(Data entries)
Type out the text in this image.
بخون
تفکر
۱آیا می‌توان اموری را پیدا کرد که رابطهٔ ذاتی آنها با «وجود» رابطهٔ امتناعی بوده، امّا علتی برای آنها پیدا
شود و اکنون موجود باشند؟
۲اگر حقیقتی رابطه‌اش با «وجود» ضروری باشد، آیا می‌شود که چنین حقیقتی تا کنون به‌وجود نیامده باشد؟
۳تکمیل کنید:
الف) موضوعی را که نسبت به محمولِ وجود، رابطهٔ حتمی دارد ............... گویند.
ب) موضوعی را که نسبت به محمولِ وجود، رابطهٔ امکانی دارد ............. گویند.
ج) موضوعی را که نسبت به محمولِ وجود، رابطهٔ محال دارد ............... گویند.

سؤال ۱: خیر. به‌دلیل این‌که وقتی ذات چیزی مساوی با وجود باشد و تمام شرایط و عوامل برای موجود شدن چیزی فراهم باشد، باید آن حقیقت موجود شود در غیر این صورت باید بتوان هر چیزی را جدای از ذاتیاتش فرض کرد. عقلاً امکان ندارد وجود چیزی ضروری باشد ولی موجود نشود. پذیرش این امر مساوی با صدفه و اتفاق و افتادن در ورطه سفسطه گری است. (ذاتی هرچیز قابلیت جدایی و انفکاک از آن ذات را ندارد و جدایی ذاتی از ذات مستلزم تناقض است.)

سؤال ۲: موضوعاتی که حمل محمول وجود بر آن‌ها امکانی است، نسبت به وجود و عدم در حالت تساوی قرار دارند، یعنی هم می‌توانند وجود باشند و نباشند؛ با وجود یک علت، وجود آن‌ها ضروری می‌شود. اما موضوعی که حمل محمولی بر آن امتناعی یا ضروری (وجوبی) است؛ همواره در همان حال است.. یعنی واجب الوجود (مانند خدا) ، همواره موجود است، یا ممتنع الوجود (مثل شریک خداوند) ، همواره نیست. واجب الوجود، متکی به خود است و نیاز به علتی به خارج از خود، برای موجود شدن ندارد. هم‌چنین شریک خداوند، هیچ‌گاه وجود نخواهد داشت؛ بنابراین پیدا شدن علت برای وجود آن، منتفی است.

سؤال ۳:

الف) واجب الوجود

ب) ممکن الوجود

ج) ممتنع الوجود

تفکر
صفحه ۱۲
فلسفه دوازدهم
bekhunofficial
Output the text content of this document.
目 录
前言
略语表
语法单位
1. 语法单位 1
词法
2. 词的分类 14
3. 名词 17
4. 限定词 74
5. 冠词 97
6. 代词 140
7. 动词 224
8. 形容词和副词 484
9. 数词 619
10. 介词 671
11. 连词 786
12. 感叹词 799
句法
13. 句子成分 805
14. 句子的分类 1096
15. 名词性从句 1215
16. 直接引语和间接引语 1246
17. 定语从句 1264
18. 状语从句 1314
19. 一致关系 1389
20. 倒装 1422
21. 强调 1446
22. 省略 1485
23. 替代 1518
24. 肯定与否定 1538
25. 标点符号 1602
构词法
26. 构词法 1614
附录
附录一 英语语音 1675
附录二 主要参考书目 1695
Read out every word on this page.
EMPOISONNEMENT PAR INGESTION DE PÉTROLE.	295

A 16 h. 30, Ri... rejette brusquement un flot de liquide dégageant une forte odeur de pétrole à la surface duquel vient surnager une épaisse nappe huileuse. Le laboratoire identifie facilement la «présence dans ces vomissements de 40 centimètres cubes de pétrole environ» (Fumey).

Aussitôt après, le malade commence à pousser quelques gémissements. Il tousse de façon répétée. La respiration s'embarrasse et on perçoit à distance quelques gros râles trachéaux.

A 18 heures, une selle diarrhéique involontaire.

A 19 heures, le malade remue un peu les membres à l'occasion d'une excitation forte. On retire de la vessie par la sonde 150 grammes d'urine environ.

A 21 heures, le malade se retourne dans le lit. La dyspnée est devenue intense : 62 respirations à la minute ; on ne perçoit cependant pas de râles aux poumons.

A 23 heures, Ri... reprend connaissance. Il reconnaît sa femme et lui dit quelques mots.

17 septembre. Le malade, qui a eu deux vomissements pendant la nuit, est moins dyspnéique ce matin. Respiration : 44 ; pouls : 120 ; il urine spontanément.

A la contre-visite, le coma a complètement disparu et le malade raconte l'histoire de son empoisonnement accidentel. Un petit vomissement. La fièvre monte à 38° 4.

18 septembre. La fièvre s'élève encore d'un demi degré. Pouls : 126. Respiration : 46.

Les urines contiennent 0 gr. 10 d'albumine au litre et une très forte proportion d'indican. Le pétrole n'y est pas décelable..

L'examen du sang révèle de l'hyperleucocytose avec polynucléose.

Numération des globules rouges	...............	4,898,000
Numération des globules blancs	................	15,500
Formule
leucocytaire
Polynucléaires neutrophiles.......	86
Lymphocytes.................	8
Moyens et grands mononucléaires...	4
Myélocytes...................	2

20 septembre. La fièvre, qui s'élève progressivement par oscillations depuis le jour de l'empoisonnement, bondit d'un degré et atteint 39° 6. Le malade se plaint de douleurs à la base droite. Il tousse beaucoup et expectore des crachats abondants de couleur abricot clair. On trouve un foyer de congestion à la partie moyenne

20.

* Problem description *
Output the full listing without altering anything.

* Solution to this task *
Type out the text in this image.
بخون
تفکر
۱آیا می‌توان اموری را پیدا کرد که رابطهٔ ذاتی آنها با «وجود» رابطهٔ امتناعی بوده، امّا علتی برای آنها پیدا
شود و اکنون موجود باشند؟
۲اگر حقیقتی رابطه‌اش با «وجود» ضروری باشد، آیا می‌شود که چنین حقیقتی تا کنون به‌وجود نیامده باشد؟
۳تکمیل کنید:
الف) موضوعی را که نسبت به محمولِ وجود، رابطهٔ حتمی دارد ............... گویند.
ب) موضوعی را که نسبت به محمولِ وجود، رابطهٔ امکانی دارد ............. گویند.
ج) موضوعی را که نسبت به محمولِ وجود، رابطهٔ محال دارد ............... گویند.

سؤال ۱: خیر. به‌دلیل این‌که وقتی ذات چیزی مساوی با وجود باشد و تمام شرایط و عوامل برای موجود شدن چیزی فراهم باشد، باید آن حقیقت موجود شود در غیر این صورت باید بتوان هر چیزی را جدای از ذاتیاتش فرض کرد. عقلاً امکان ندارد وجود چیزی ضروری باشد ولی موجود نشود. پذیرش این امر مساوی با صدفه و اتفاق و افتادن در ورطه سفسطه گری است. (ذاتی هرچیز قابلیت جدایی و انفکاک از آن ذات را ندارد و جدایی ذاتی از ذات مستلزم تناقض است.)

سؤال ۲: موضوعاتی که حمل محمول وجود بر آن‌ها امکانی است، نسبت به وجود و عدم در حالت تساوی قرار دارند، یعنی هم می‌توانند وجود باشند و نباشند؛ با وجود یک علت، وجود آن‌ها ضروری می‌شود. اما موضوعی که حمل محمولی بر آن امتناعی یا ضروری (وجوبی) است؛ همواره در همان حال است.. یعنی واجب الوجود (مانند خدا) ، همواره موجود است، یا ممتنع الوجود (مثل شریک خداوند) ، همواره نیست. واجب الوجود، متکی به خود است و نیاز به علتی به خارج از خود، برای موجود شدن ندارد. هم‌چنین شریک خداوند، هیچ‌گاه وجود نخواهد داشت؛ بنابراین پیدا شدن علت برای وجود آن، منتفی است.

سؤال ۳:

الف) واجب الوجود

ب) ممکن الوجود

ج) ممتنع الوجود

تفکر
صفحه ۱۲
فلسفه دوازدهم
bekhunofficial
Output the text content of this document.
目 录
前言
略语表
语法单位
1. 语法单位 1
词法
2. 词的分类 14
3. 名词 17
4. 限定词 74
5. 冠词 97
6. 代词 140
7. 动词 224
8. 形容词和副词 484
9. 数词 619
10. 介词 671
11. 连词 786
12. 感叹词 799
句法
13. 句子成分 805
14. 句子的分类 1096
15. 名词性从句 1215
16. 直接引语和间接引语 1246
17. 定语从句 1264
18. 状语从句 1314
19. 一致关系 1389
20. 倒装 1422
21. 强调 1446
22. 省略 1485
23. 替代 1518
24. 肯定与否定 1538
25. 标点符号 1602
构词法
26. 构词法 1614
附录
附录一 英语语音 1675
附录二 主要参考书目 1695
Read out every word on this page.
EMPOISONNEMENT PAR INGESTION DE PÉTROLE.	295

A 16 h. 30, Ri... rejette brusquement un flot de liquide dégageant une forte odeur de pétrole à la surface duquel vient surnager une épaisse nappe huileuse. Le laboratoire identifie facilement la «présence dans ces vomissements de 40 centimètres cubes de pétrole environ» (Fumey).

Aussitôt après, le malade commence à pousser quelques gémissements. Il tousse de façon répétée. La respiration s'embarrasse et on perçoit à distance quelques gros râles trachéaux.

A 18 heures, une selle diarrhéique involontaire.

A 19 heures, le malade remue un peu les membres à l'occasion d'une excitation forte. On retire de la vessie par la sonde 150 grammes d'urine environ.

A 21 heures, le malade se retourne dans le lit. La dyspnée est devenue intense : 62 respirations à la minute ; on ne perçoit cependant pas de râles aux poumons.

A 23 heures, Ri... reprend connaissance. Il reconnaît sa femme et lui dit quelques mots.

17 septembre. Le malade, qui a eu deux vomissements pendant la nuit, est moins dyspnéique ce matin. Respiration : 44 ; pouls : 120 ; il urine spontanément.

A la contre-visite, le coma a complètement disparu et le malade raconte l'histoire de son empoisonnement accidentel. Un petit vomissement. La fièvre monte à 38° 4.

18 septembre. La fièvre s'élève encore d'un demi degré. Pouls : 126. Respiration : 46.

Les urines contiennent 0 gr. 10 d'albumine au litre et une très forte proportion d'indican. Le pétrole n'y est pas décelable..

L'examen du sang révèle de l'hyperleucocytose avec polynucléose.

Numération des globules rouges	...............	4,898,000
Numération des globules blancs	................	15,500
Formule
leucocytaire
Polynucléaires neutrophiles.......	86
Lymphocytes.................	8
Moyens et grands mononucléaires...	4
Myélocytes...................	2

20 septembre. La fièvre, qui s'élève progressivement par oscillations depuis le jour de l'empoisonnement, bondit d'un degré et atteint 39° 6. Le malade se plaint de douleurs à la base droite. Il tousse beaucoup et expectore des crachats abondants de couleur abricot clair. On trouve un foyer de congestion à la partie moyenne

20.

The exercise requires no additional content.